------ Supplied records ------
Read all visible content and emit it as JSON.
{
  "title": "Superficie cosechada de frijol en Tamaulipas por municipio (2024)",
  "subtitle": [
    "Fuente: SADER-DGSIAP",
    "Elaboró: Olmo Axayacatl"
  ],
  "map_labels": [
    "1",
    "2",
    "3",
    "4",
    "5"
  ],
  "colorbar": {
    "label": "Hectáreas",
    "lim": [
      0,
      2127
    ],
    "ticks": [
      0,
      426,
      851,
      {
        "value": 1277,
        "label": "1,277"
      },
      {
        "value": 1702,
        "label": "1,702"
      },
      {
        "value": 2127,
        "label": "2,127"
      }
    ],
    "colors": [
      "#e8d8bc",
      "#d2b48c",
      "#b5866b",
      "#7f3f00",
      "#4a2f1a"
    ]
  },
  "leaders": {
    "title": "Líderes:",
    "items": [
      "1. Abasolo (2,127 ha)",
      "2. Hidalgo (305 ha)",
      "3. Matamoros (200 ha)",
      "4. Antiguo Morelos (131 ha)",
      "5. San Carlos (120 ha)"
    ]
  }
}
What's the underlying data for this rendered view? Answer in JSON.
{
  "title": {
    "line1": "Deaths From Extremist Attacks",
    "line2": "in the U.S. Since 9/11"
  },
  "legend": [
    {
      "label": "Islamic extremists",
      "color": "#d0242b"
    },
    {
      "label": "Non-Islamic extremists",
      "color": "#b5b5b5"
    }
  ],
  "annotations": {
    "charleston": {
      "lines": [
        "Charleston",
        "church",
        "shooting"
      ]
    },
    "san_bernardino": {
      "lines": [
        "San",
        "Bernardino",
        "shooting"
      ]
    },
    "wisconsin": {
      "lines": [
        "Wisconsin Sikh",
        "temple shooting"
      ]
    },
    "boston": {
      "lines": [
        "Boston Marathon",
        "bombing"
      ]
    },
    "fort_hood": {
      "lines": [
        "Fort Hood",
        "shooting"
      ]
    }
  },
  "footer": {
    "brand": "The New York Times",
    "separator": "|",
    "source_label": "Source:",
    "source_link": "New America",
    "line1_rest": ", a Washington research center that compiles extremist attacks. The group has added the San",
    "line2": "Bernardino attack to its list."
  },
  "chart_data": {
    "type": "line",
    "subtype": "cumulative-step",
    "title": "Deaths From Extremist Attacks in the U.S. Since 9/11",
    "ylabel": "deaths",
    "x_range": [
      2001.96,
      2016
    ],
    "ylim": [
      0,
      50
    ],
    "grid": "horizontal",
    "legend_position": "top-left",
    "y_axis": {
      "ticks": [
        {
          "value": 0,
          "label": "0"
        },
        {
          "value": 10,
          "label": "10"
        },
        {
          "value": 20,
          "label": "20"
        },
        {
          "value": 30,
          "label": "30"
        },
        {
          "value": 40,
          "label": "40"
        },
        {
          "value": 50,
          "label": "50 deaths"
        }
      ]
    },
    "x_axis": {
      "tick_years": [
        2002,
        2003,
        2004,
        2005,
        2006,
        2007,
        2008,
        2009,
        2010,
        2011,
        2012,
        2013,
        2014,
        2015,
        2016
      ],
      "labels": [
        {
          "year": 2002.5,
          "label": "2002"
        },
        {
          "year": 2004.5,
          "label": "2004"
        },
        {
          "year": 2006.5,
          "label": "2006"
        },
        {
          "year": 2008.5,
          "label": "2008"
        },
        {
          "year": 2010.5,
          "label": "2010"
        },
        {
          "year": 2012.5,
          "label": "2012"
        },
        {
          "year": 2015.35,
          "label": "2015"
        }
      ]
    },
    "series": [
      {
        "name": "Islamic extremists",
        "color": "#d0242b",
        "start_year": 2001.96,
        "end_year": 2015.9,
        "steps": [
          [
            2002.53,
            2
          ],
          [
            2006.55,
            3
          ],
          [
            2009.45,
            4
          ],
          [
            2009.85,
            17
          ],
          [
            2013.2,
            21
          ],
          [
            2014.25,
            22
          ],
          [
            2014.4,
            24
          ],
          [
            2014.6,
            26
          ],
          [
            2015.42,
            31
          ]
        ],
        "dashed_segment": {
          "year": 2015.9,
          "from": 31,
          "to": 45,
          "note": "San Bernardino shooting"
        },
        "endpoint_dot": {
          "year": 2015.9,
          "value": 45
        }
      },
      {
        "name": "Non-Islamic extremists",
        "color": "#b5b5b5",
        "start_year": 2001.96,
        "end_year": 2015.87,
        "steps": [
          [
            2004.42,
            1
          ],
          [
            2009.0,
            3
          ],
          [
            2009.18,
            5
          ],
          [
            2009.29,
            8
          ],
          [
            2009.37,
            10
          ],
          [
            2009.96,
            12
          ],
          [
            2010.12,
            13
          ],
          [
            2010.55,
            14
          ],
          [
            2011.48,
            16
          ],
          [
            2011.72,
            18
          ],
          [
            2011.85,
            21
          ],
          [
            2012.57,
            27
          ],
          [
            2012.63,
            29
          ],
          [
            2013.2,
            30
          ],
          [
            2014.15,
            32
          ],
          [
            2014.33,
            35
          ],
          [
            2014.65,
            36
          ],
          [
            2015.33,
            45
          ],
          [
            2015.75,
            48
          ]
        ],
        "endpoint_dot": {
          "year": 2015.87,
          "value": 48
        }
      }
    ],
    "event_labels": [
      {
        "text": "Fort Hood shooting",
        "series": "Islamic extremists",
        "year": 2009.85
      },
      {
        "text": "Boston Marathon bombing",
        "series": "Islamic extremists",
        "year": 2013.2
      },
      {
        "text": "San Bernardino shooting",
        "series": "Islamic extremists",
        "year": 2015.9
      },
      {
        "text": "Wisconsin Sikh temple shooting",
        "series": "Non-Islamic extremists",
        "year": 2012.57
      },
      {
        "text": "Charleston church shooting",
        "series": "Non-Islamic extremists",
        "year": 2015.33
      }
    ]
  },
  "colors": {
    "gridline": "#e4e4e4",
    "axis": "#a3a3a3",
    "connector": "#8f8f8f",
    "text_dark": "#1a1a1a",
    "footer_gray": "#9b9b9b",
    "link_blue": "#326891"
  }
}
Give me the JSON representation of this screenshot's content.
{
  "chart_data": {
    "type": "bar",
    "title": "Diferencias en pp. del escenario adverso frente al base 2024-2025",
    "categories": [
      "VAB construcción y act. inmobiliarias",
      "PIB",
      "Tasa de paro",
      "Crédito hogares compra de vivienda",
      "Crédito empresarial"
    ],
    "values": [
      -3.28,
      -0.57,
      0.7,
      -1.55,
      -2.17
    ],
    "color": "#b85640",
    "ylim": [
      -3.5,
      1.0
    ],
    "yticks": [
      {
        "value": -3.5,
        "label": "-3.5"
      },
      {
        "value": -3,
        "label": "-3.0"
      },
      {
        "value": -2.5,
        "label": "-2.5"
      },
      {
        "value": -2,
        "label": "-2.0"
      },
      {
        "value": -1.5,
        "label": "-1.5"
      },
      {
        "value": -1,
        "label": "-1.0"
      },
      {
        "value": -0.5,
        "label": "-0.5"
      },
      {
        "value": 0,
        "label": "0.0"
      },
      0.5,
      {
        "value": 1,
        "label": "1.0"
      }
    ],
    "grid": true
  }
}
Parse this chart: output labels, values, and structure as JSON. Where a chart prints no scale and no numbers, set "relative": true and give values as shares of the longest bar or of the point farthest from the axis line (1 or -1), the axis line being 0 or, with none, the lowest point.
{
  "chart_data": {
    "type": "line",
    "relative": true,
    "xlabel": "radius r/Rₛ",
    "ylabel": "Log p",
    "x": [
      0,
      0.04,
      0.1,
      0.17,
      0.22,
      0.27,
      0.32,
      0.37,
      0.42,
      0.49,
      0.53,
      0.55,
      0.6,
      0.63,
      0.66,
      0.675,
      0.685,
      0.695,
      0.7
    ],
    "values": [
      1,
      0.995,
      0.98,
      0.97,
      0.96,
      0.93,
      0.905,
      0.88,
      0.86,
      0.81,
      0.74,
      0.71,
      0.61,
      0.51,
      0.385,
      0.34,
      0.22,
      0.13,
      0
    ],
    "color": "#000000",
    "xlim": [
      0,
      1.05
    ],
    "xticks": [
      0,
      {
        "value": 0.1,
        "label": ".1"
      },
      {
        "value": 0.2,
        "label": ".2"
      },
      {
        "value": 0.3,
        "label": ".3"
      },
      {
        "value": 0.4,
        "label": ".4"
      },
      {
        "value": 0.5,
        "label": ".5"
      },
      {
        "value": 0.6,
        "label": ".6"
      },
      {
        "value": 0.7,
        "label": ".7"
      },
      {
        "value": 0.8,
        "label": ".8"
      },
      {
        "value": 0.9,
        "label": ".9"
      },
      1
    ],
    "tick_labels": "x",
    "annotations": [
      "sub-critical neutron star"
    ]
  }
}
------
- Stated problem -
Lines from the records above that hold "bombing" are the ones to list.

- Solution -
        "bombing"
        "text": "Boston Marathon bombing",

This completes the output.